WHAT TO PRODUCE
Your task is to copy every record exactly.

[Data entries]
_ _ _

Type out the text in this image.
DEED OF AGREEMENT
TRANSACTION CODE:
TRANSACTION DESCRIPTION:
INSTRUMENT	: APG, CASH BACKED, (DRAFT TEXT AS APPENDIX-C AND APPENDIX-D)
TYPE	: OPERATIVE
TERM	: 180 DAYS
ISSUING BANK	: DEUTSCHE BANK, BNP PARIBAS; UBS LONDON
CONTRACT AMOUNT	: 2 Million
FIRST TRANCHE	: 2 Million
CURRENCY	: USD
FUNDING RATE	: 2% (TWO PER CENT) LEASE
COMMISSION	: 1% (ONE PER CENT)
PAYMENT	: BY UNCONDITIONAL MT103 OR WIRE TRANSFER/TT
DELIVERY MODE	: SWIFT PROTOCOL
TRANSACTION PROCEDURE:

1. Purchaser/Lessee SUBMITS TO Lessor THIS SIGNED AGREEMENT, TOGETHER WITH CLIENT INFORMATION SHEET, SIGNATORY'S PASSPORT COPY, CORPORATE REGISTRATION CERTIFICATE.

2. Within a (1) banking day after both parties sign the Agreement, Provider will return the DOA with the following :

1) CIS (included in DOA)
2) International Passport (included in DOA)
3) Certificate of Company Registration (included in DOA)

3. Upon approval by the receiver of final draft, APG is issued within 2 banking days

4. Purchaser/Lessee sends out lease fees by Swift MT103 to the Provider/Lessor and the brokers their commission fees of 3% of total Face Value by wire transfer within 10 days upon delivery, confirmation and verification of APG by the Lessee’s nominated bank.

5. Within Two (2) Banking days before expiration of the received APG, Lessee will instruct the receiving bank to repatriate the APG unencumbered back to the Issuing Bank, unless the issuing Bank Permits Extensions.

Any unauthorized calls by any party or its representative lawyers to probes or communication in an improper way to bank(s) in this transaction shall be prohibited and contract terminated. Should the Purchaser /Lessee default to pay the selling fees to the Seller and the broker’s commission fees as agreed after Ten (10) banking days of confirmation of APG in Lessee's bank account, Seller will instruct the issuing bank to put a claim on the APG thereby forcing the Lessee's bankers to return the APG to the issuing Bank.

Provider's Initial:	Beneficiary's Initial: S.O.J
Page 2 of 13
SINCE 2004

_ _ _

SOLUTION TO THIS TASK
Type out the text in this image.
DEED OF AGREEMENT
TRANSACTION CODE:
TRANSACTION DESCRIPTION:
INSTRUMENT	: APG, CASH BACKED, (DRAFT TEXT AS APPENDIX-C AND APPENDIX-D)
TYPE	: OPERATIVE
TERM	: 180 DAYS
ISSUING BANK	: DEUTSCHE BANK, BNP PARIBAS; UBS LONDON
CONTRACT AMOUNT	: 2 Million
FIRST TRANCHE	: 2 Million
CURRENCY	: USD
FUNDING RATE	: 2% (TWO PER CENT) LEASE
COMMISSION	: 1% (ONE PER CENT)
PAYMENT	: BY UNCONDITIONAL MT103 OR WIRE TRANSFER/TT
DELIVERY MODE	: SWIFT PROTOCOL
TRANSACTION PROCEDURE:

1. Purchaser/Lessee SUBMITS TO Lessor THIS SIGNED AGREEMENT, TOGETHER WITH CLIENT INFORMATION SHEET, SIGNATORY'S PASSPORT COPY, CORPORATE REGISTRATION CERTIFICATE.

2. Within a (1) banking day after both parties sign the Agreement, Provider will return the DOA with the following :

1) CIS (included in DOA)
2) International Passport (included in DOA)
3) Certificate of Company Registration (included in DOA)

3. Upon approval by the receiver of final draft, APG is issued within 2 banking days

4. Purchaser/Lessee sends out lease fees by Swift MT103 to the Provider/Lessor and the brokers their commission fees of 3% of total Face Value by wire transfer within 10 days upon delivery, confirmation and verification of APG by the Lessee’s nominated bank.

5. Within Two (2) Banking days before expiration of the received APG, Lessee will instruct the receiving bank to repatriate the APG unencumbered back to the Issuing Bank, unless the issuing Bank Permits Extensions.

Any unauthorized calls by any party or its representative lawyers to probes or communication in an improper way to bank(s) in this transaction shall be prohibited and contract terminated. Should the Purchaser /Lessee default to pay the selling fees to the Seller and the broker’s commission fees as agreed after Ten (10) banking days of confirmation of APG in Lessee's bank account, Seller will instruct the issuing bank to put a claim on the APG thereby forcing the Lessee's bankers to return the APG to the issuing Bank.

Provider's Initial:	Beneficiary's Initial: S.O.J
Page 2 of 13
SINCE 2004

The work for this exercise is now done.